MATERIAL FOR THE TASK:
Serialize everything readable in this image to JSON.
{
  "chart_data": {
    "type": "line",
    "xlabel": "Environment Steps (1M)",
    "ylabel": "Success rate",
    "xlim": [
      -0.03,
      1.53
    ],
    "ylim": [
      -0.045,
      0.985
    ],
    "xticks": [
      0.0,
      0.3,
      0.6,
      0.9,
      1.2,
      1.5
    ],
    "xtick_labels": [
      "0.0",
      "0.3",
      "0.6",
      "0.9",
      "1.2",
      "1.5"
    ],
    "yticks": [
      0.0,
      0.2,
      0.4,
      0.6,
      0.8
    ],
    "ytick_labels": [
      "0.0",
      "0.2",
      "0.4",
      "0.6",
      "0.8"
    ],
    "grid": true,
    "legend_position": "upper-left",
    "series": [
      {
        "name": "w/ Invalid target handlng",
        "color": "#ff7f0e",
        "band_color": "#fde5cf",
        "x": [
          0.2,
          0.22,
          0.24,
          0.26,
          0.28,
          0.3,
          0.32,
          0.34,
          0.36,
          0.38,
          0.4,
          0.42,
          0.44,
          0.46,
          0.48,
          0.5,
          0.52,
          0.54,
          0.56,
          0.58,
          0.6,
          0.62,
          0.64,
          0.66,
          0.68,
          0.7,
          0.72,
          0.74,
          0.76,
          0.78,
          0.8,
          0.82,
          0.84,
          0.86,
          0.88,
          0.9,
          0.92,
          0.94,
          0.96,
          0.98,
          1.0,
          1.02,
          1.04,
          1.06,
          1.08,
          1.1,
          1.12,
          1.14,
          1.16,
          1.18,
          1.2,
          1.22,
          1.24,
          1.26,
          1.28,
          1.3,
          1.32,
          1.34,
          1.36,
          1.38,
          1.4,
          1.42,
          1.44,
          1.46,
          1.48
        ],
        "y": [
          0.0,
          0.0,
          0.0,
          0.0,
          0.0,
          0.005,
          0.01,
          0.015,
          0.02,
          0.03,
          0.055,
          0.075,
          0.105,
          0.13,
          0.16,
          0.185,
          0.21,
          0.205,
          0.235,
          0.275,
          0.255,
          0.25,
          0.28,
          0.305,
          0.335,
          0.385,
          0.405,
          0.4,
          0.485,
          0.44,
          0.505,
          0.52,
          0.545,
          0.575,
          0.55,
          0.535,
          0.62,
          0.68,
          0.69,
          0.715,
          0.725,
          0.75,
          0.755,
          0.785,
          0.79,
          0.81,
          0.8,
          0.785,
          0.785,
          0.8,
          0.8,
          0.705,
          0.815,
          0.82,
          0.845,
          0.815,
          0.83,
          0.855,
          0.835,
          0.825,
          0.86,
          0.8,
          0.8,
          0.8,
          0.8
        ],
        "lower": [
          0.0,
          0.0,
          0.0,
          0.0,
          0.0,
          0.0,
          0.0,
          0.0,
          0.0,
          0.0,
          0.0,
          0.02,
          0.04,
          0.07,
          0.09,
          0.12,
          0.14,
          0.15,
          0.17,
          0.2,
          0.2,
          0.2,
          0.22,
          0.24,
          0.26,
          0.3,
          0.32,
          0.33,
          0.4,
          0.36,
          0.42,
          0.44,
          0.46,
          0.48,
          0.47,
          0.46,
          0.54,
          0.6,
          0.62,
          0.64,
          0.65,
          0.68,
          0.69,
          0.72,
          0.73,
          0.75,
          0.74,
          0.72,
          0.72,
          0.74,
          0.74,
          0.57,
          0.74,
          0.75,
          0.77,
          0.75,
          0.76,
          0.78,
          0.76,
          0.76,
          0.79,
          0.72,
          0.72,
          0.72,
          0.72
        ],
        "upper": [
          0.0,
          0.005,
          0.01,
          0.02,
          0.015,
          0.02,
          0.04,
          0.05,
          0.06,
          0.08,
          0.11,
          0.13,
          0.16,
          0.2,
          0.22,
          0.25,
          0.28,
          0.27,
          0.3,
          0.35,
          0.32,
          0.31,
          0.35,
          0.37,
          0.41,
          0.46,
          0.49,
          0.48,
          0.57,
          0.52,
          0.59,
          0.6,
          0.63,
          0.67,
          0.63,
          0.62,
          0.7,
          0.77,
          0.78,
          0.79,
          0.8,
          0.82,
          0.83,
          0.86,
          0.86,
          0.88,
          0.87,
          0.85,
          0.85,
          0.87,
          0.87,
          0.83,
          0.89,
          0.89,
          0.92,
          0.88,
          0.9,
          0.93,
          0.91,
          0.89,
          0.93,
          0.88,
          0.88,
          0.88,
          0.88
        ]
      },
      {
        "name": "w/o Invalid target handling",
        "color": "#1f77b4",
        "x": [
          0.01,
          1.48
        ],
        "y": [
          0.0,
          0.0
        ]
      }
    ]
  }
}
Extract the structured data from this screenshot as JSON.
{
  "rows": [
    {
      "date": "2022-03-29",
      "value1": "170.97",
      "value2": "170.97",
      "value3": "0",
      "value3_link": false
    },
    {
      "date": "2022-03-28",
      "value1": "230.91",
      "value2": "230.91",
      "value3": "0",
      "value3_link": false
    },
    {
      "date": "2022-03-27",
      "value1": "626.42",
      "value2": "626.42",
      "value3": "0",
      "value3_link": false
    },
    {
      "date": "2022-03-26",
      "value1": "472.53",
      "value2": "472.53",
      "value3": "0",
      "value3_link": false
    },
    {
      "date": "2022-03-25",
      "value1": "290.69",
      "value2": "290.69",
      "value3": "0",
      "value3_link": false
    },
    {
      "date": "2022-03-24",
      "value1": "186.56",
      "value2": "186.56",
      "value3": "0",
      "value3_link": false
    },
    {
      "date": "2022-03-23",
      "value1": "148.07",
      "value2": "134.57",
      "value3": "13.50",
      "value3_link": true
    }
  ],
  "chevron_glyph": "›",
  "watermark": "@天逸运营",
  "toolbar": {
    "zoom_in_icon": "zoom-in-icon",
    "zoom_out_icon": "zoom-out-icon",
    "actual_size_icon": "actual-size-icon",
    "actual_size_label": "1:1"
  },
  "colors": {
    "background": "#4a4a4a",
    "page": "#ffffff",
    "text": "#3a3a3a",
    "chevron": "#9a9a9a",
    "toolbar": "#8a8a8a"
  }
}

INSTRUCTIONS TO FOLLOW: In the entries above, find every line with the word "name" and list it.

WRITTEN ANSWER:
        "name": "w/ Invalid target handlng",
        "name": "w/o Invalid target handling",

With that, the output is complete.